§ What you will do
Go through each line of the records below and count those with the word "Zoznam". Give only the count.

Stored data entries:
☆ ☆ ☆ ☆

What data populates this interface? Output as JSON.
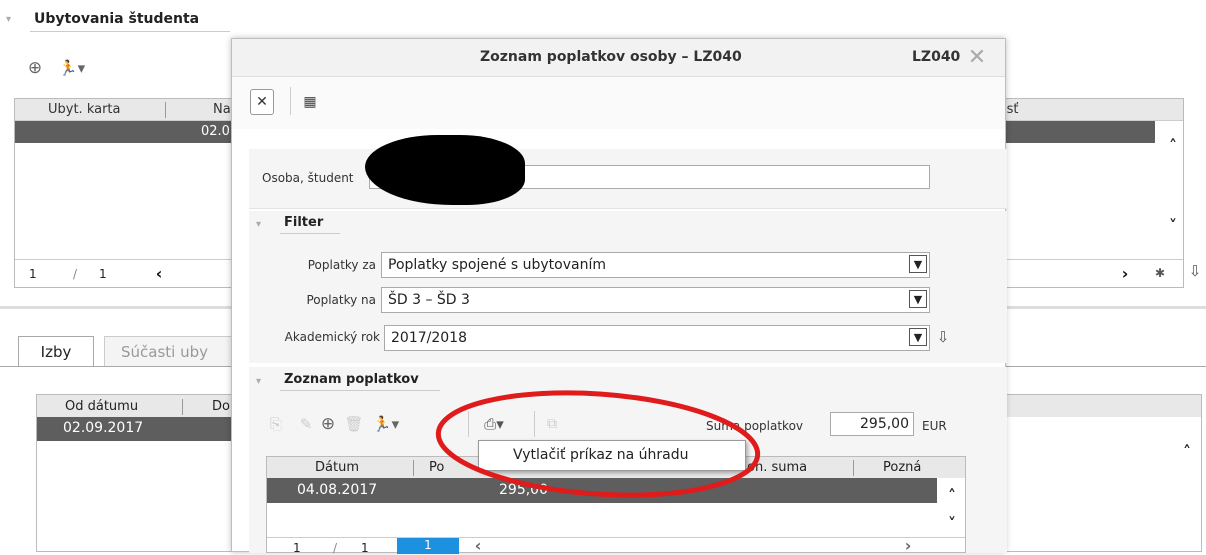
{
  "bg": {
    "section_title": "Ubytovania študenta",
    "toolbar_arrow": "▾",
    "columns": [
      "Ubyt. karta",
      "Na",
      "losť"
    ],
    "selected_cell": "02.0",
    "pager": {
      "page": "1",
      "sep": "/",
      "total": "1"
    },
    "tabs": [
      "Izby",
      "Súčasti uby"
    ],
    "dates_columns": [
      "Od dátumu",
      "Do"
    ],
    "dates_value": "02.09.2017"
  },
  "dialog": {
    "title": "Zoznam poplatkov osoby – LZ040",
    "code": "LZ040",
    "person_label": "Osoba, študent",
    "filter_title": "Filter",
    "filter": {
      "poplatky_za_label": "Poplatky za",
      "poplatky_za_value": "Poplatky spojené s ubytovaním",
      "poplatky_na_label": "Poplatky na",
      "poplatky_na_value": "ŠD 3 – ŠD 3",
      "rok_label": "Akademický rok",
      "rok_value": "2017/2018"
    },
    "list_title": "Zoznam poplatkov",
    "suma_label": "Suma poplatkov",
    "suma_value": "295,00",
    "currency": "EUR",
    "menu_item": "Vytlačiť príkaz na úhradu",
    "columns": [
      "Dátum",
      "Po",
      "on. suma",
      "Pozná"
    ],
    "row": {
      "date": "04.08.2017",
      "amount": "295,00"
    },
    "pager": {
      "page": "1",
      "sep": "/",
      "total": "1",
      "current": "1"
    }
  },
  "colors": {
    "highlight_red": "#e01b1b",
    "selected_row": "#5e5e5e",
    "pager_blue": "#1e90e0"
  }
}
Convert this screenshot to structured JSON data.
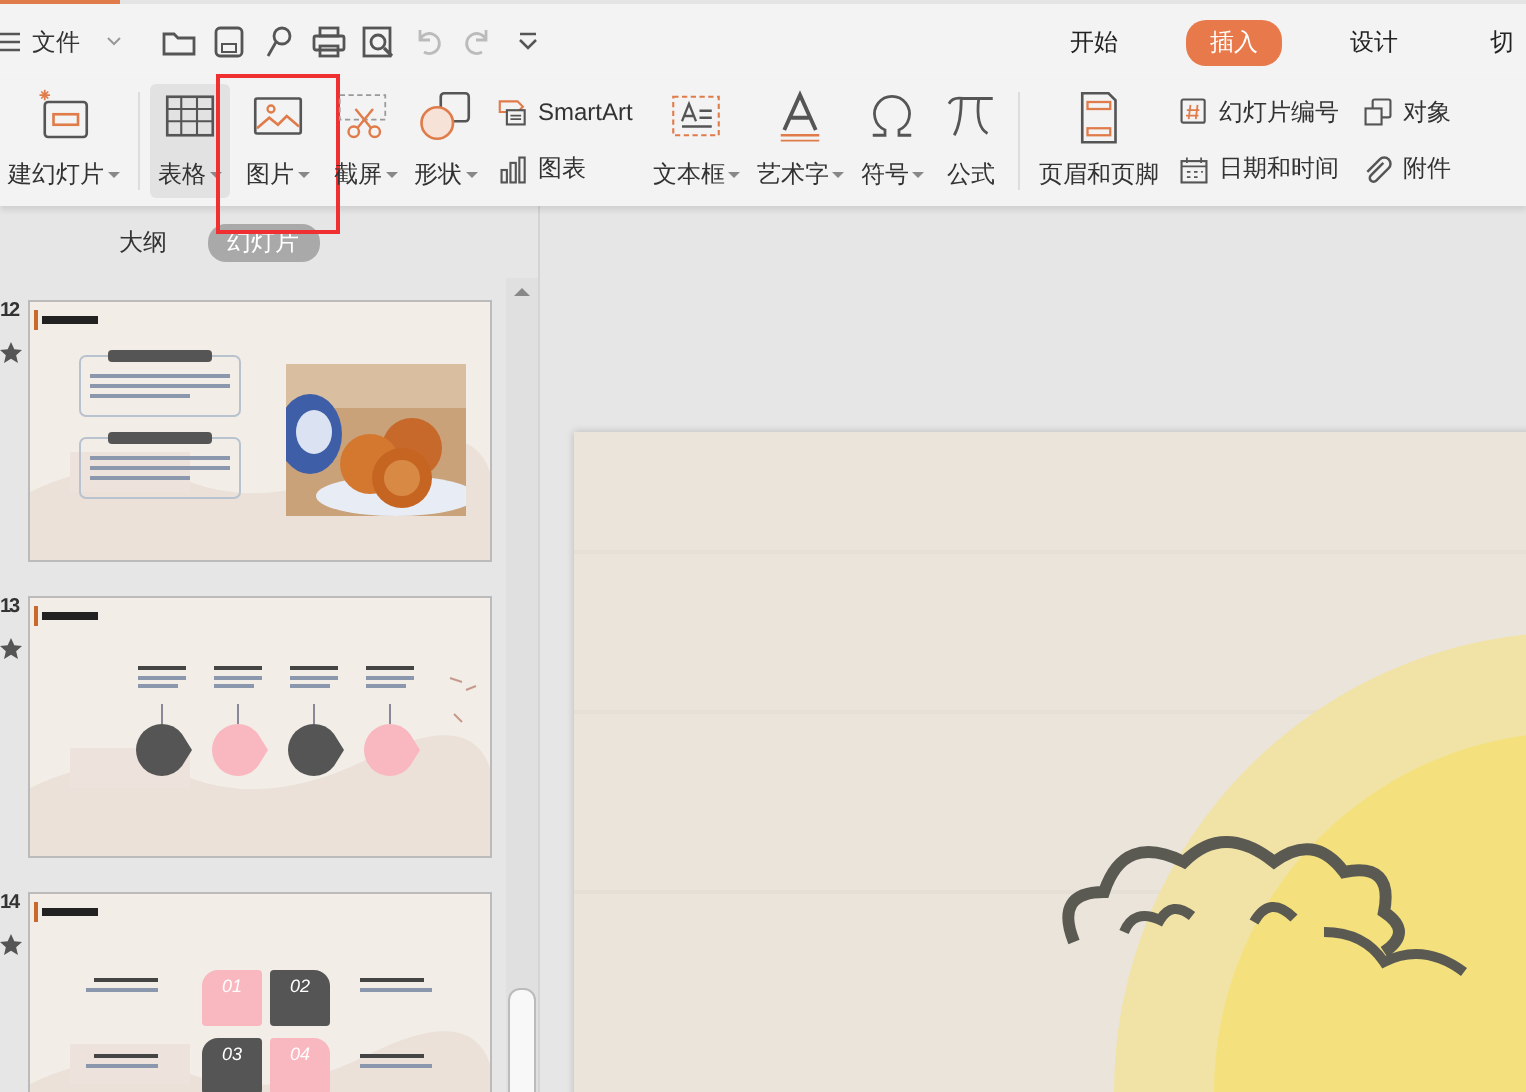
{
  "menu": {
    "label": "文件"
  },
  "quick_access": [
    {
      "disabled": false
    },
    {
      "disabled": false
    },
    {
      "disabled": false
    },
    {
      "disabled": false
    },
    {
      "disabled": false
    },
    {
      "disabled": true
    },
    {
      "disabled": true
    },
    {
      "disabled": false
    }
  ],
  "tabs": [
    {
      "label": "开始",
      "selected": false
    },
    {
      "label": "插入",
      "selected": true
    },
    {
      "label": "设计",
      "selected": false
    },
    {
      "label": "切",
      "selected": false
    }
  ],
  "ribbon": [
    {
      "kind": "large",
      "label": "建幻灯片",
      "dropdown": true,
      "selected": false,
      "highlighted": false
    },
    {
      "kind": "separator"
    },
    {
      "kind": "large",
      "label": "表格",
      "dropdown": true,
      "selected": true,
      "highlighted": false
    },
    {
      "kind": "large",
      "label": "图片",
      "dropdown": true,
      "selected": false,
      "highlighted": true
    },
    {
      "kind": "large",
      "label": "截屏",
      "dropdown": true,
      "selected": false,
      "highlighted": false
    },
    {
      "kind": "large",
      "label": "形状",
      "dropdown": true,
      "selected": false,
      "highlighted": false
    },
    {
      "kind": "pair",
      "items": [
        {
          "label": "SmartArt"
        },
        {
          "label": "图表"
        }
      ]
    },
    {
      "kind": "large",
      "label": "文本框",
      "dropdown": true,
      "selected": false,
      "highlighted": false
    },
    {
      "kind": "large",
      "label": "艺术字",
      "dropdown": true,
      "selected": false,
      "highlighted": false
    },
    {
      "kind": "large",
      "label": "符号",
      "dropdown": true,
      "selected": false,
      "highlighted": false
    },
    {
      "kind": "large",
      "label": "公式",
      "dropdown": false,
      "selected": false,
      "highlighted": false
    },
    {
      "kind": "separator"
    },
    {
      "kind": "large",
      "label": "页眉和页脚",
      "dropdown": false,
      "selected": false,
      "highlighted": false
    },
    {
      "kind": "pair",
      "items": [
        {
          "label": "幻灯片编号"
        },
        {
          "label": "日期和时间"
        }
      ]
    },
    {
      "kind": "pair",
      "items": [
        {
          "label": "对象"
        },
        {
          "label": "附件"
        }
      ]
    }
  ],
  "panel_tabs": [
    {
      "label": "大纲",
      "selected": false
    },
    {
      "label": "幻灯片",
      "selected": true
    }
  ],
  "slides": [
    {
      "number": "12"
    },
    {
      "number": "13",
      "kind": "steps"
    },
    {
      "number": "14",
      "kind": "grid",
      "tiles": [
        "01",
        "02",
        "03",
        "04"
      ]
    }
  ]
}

☆ ☆ ☆ ☆

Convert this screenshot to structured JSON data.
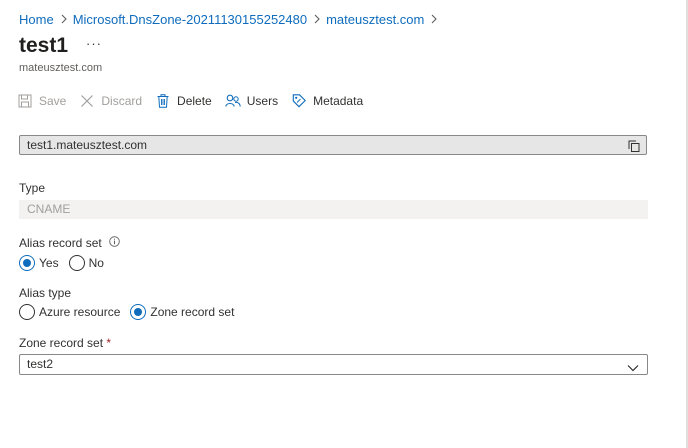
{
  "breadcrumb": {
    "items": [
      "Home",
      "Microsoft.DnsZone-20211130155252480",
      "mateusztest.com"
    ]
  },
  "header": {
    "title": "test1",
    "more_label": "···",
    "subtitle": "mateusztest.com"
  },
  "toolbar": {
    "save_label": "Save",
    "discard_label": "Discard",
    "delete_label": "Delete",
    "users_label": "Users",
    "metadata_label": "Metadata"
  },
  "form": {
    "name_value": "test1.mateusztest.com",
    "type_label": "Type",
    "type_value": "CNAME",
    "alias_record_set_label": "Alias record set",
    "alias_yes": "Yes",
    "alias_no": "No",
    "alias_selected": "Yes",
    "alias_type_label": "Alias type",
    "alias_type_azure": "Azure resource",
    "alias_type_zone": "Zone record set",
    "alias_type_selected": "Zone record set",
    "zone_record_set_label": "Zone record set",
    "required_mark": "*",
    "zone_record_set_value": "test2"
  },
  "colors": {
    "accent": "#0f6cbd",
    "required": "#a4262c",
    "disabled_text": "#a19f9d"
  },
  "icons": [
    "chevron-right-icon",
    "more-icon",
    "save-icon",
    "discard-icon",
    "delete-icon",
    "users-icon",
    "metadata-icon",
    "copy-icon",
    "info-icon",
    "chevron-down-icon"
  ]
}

☆ ☆ ☆ ☆

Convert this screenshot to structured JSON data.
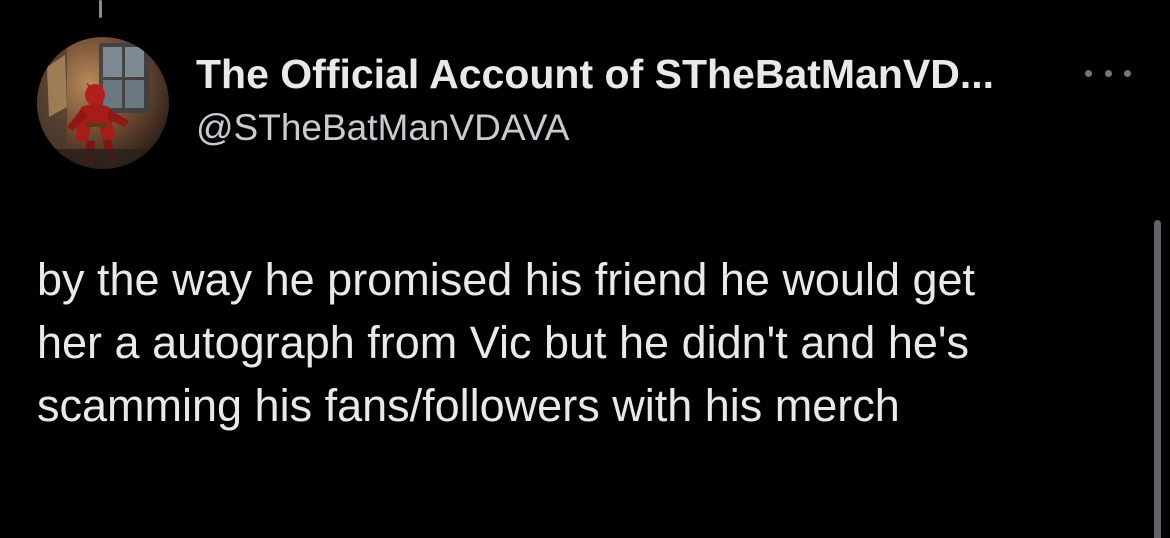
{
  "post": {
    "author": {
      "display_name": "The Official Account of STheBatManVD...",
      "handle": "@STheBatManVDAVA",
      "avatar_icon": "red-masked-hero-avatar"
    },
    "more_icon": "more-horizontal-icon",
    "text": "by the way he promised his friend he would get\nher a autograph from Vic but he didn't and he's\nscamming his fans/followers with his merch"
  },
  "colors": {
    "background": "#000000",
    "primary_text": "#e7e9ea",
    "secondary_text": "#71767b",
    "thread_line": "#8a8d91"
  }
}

☆ ☆ ☆ ☆

§ Answer below
2